OBJECTIVE: Would it be possible to write out each entry below exactly, without the pictures?

[DATA TO USE start]

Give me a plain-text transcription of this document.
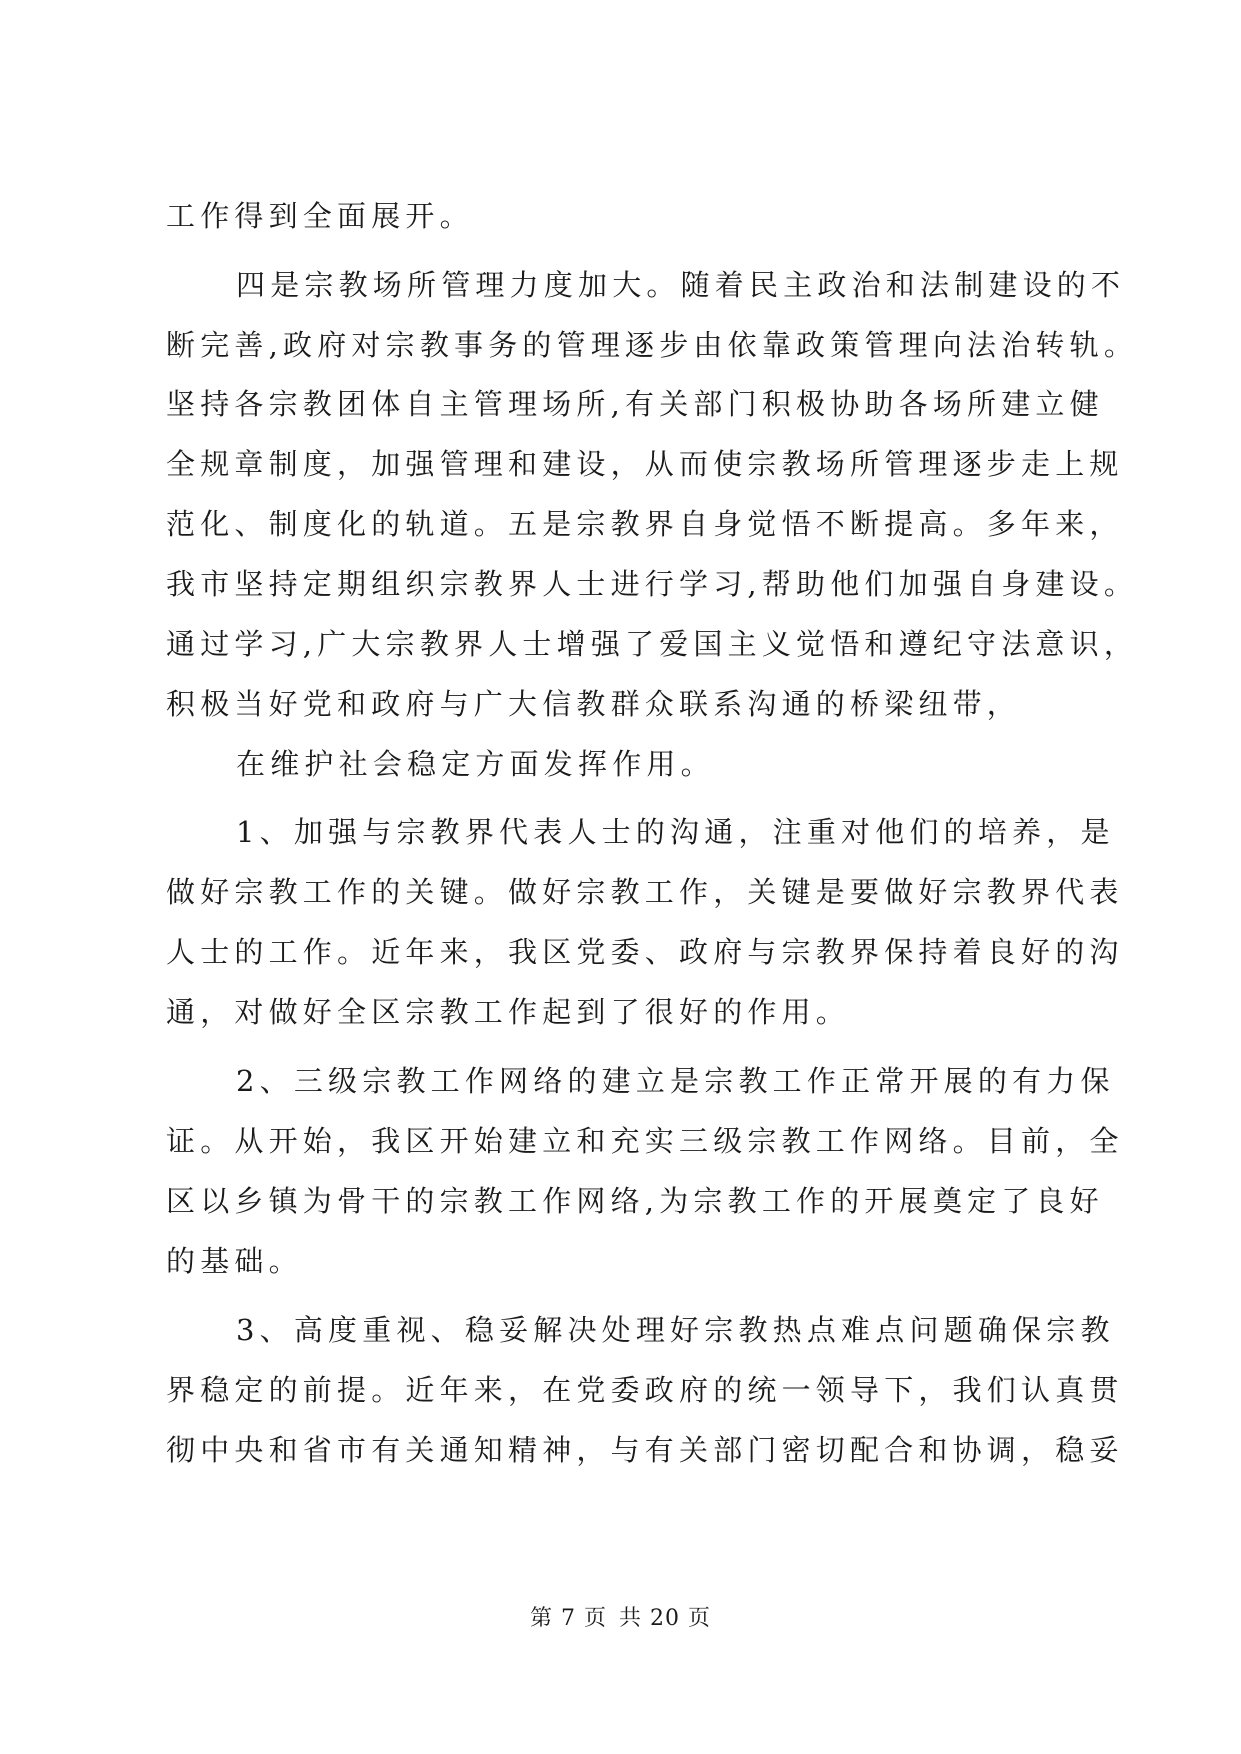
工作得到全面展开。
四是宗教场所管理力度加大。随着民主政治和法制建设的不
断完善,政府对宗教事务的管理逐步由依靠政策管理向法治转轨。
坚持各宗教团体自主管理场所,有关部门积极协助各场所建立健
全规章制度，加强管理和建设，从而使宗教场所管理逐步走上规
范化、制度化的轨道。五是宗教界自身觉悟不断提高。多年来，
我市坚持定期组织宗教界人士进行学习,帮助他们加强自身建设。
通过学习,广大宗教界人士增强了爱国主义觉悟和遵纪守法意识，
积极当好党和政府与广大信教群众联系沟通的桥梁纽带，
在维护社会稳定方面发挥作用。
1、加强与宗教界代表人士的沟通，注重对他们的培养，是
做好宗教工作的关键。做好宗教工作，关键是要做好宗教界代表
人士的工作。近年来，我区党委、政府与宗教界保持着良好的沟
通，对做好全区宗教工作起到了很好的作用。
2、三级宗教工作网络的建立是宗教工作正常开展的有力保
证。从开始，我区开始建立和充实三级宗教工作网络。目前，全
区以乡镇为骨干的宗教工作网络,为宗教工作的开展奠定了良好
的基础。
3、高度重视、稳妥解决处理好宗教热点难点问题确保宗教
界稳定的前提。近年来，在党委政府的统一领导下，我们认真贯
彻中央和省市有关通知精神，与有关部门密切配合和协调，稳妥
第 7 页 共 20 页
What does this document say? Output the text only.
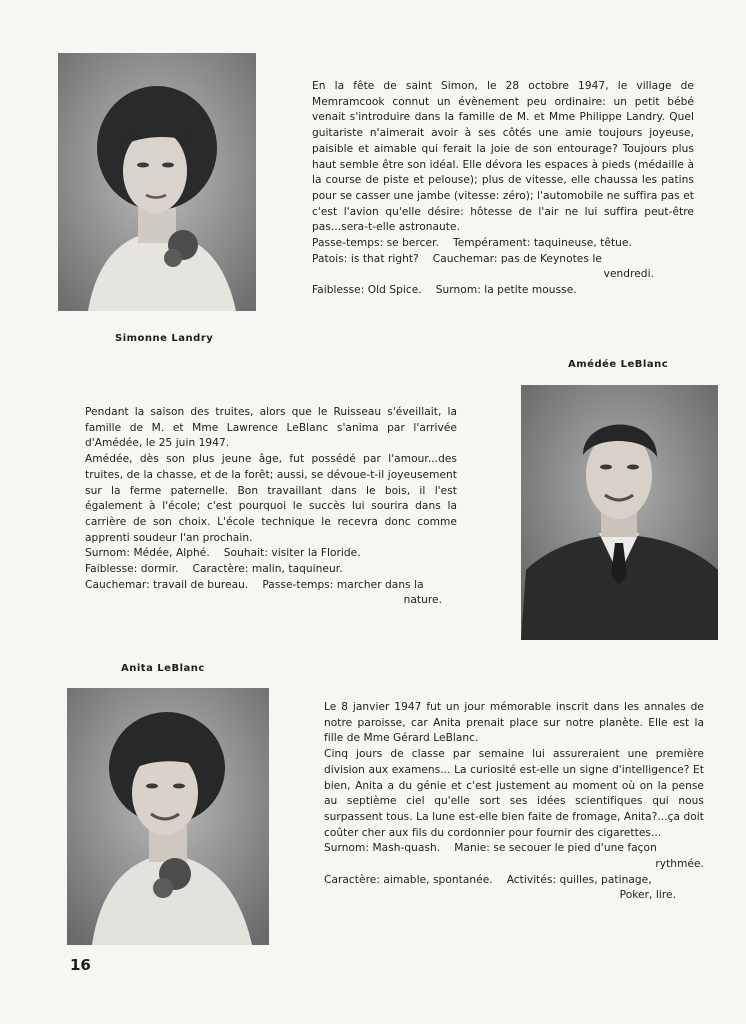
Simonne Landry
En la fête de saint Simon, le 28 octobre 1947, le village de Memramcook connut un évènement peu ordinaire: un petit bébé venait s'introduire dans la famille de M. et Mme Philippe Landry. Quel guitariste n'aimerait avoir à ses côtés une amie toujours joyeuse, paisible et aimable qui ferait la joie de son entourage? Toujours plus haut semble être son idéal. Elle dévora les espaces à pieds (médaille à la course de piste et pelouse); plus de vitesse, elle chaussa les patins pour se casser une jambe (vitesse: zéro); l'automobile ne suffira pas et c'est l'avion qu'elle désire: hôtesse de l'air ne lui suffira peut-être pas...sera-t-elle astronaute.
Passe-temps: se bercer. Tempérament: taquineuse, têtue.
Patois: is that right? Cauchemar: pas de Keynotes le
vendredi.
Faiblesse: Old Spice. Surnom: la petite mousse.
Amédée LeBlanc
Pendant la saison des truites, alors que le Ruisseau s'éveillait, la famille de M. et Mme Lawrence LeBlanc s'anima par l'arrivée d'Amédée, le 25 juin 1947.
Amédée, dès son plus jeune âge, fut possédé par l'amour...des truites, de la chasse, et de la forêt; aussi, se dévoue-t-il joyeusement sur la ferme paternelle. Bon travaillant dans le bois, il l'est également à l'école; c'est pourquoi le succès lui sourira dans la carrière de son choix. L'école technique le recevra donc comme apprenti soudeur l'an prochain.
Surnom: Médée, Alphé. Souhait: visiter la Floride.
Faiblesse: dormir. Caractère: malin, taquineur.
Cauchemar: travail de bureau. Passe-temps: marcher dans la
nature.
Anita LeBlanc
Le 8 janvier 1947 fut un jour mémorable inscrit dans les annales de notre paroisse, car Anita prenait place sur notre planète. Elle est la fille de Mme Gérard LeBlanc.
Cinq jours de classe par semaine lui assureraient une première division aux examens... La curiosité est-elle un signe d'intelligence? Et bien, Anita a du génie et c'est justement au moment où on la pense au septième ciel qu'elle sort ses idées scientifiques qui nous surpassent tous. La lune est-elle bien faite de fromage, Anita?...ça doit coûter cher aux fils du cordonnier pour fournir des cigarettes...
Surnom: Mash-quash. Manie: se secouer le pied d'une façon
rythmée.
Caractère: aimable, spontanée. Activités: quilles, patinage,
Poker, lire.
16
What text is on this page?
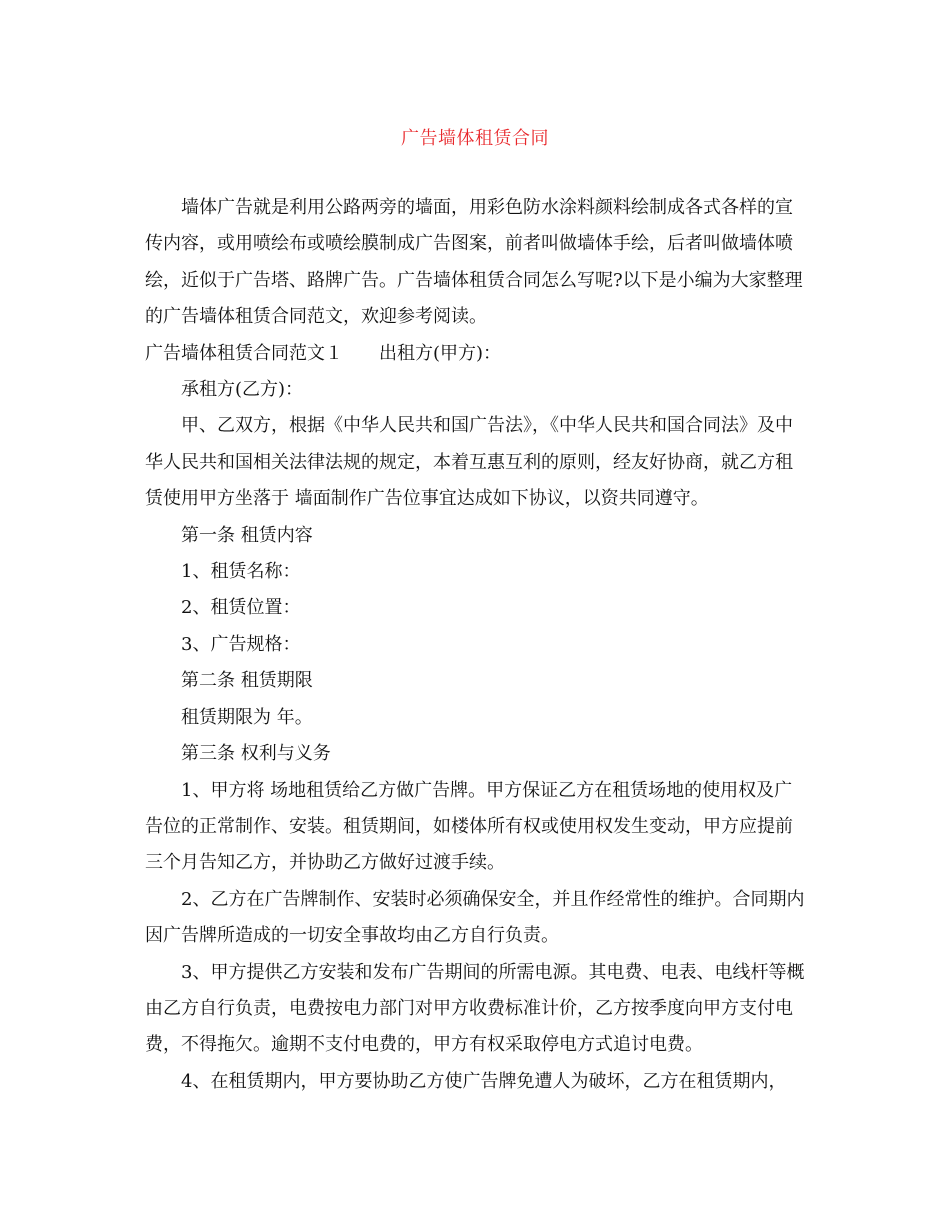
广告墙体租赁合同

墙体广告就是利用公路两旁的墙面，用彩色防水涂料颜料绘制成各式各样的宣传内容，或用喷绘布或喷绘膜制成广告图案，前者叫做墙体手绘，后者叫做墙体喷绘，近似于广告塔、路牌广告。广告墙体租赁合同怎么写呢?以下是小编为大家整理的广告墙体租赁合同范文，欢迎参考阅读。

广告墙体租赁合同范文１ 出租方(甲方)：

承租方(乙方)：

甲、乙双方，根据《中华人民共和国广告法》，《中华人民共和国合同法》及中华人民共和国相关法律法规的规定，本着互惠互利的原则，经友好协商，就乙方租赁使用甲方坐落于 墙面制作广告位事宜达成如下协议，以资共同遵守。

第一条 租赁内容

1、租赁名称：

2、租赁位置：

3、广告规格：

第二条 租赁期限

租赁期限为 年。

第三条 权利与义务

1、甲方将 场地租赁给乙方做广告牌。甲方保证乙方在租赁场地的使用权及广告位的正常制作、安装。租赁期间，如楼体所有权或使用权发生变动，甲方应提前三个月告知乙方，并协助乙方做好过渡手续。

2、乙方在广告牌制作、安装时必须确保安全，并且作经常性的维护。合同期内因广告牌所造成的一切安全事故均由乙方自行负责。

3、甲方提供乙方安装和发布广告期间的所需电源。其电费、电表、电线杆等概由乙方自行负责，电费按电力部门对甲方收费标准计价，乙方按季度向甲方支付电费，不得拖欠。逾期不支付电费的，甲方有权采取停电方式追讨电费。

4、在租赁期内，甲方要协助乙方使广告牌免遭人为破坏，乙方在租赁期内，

[DATA TO USE end]

RESULT:
Give me a plain-text transcription of this document.
工作得到全面展开。
四是宗教场所管理力度加大。随着民主政治和法制建设的不
断完善,政府对宗教事务的管理逐步由依靠政策管理向法治转轨。
坚持各宗教团体自主管理场所,有关部门积极协助各场所建立健
全规章制度，加强管理和建设，从而使宗教场所管理逐步走上规
范化、制度化的轨道。五是宗教界自身觉悟不断提高。多年来，
我市坚持定期组织宗教界人士进行学习,帮助他们加强自身建设。
通过学习,广大宗教界人士增强了爱国主义觉悟和遵纪守法意识，
积极当好党和政府与广大信教群众联系沟通的桥梁纽带，
在维护社会稳定方面发挥作用。
1、加强与宗教界代表人士的沟通，注重对他们的培养，是
做好宗教工作的关键。做好宗教工作，关键是要做好宗教界代表
人士的工作。近年来，我区党委、政府与宗教界保持着良好的沟
通，对做好全区宗教工作起到了很好的作用。
2、三级宗教工作网络的建立是宗教工作正常开展的有力保
证。从开始，我区开始建立和充实三级宗教工作网络。目前，全
区以乡镇为骨干的宗教工作网络,为宗教工作的开展奠定了良好
的基础。
3、高度重视、稳妥解决处理好宗教热点难点问题确保宗教
界稳定的前提。近年来，在党委政府的统一领导下，我们认真贯
彻中央和省市有关通知精神，与有关部门密切配合和协调，稳妥
第 7 页 共 20 页
What does this document say? Output the text only.
Simonne Landry
En la fête de saint Simon, le 28 octobre 1947, le village de Memramcook connut un évènement peu ordinaire: un petit bébé venait s'introduire dans la famille de M. et Mme Philippe Landry. Quel guitariste n'aimerait avoir à ses côtés une amie toujours joyeuse, paisible et aimable qui ferait la joie de son entourage? Toujours plus haut semble être son idéal. Elle dévora les espaces à pieds (médaille à la course de piste et pelouse); plus de vitesse, elle chaussa les patins pour se casser une jambe (vitesse: zéro); l'automobile ne suffira pas et c'est l'avion qu'elle désire: hôtesse de l'air ne lui suffira peut-être pas...sera-t-elle astronaute.
Passe-temps: se bercer. Tempérament: taquineuse, têtue.
Patois: is that right? Cauchemar: pas de Keynotes le
vendredi.
Faiblesse: Old Spice. Surnom: la petite mousse.
Amédée LeBlanc
Pendant la saison des truites, alors que le Ruisseau s'éveillait, la famille de M. et Mme Lawrence LeBlanc s'anima par l'arrivée d'Amédée, le 25 juin 1947.
Amédée, dès son plus jeune âge, fut possédé par l'amour...des truites, de la chasse, et de la forêt; aussi, se dévoue-t-il joyeusement sur la ferme paternelle. Bon travaillant dans le bois, il l'est également à l'école; c'est pourquoi le succès lui sourira dans la carrière de son choix. L'école technique le recevra donc comme apprenti soudeur l'an prochain.
Surnom: Médée, Alphé. Souhait: visiter la Floride.
Faiblesse: dormir. Caractère: malin, taquineur.
Cauchemar: travail de bureau. Passe-temps: marcher dans la
nature.
Anita LeBlanc
Le 8 janvier 1947 fut un jour mémorable inscrit dans les annales de notre paroisse, car Anita prenait place sur notre planète. Elle est la fille de Mme Gérard LeBlanc.
Cinq jours de classe par semaine lui assureraient une première division aux examens... La curiosité est-elle un signe d'intelligence? Et bien, Anita a du génie et c'est justement au moment où on la pense au septième ciel qu'elle sort ses idées scientifiques qui nous surpassent tous. La lune est-elle bien faite de fromage, Anita?...ça doit coûter cher aux fils du cordonnier pour fournir des cigarettes...
Surnom: Mash-quash. Manie: se secouer le pied d'une façon
rythmée.
Caractère: aimable, spontanée. Activités: quilles, patinage,
Poker, lire.
16
What text is on this page?
广告墙体租赁合同

墙体广告就是利用公路两旁的墙面，用彩色防水涂料颜料绘制成各式各样的宣传内容，或用喷绘布或喷绘膜制成广告图案，前者叫做墙体手绘，后者叫做墙体喷绘，近似于广告塔、路牌广告。广告墙体租赁合同怎么写呢?以下是小编为大家整理的广告墙体租赁合同范文，欢迎参考阅读。

广告墙体租赁合同范文１ 出租方(甲方)：

承租方(乙方)：

甲、乙双方，根据《中华人民共和国广告法》，《中华人民共和国合同法》及中华人民共和国相关法律法规的规定，本着互惠互利的原则，经友好协商，就乙方租赁使用甲方坐落于 墙面制作广告位事宜达成如下协议，以资共同遵守。

第一条 租赁内容

1、租赁名称：

2、租赁位置：

3、广告规格：

第二条 租赁期限

租赁期限为 年。

第三条 权利与义务

1、甲方将 场地租赁给乙方做广告牌。甲方保证乙方在租赁场地的使用权及广告位的正常制作、安装。租赁期间，如楼体所有权或使用权发生变动，甲方应提前三个月告知乙方，并协助乙方做好过渡手续。

2、乙方在广告牌制作、安装时必须确保安全，并且作经常性的维护。合同期内因广告牌所造成的一切安全事故均由乙方自行负责。

3、甲方提供乙方安装和发布广告期间的所需电源。其电费、电表、电线杆等概由乙方自行负责，电费按电力部门对甲方收费标准计价，乙方按季度向甲方支付电费，不得拖欠。逾期不支付电费的，甲方有权采取停电方式追讨电费。

4、在租赁期内，甲方要协助乙方使广告牌免遭人为破坏，乙方在租赁期内，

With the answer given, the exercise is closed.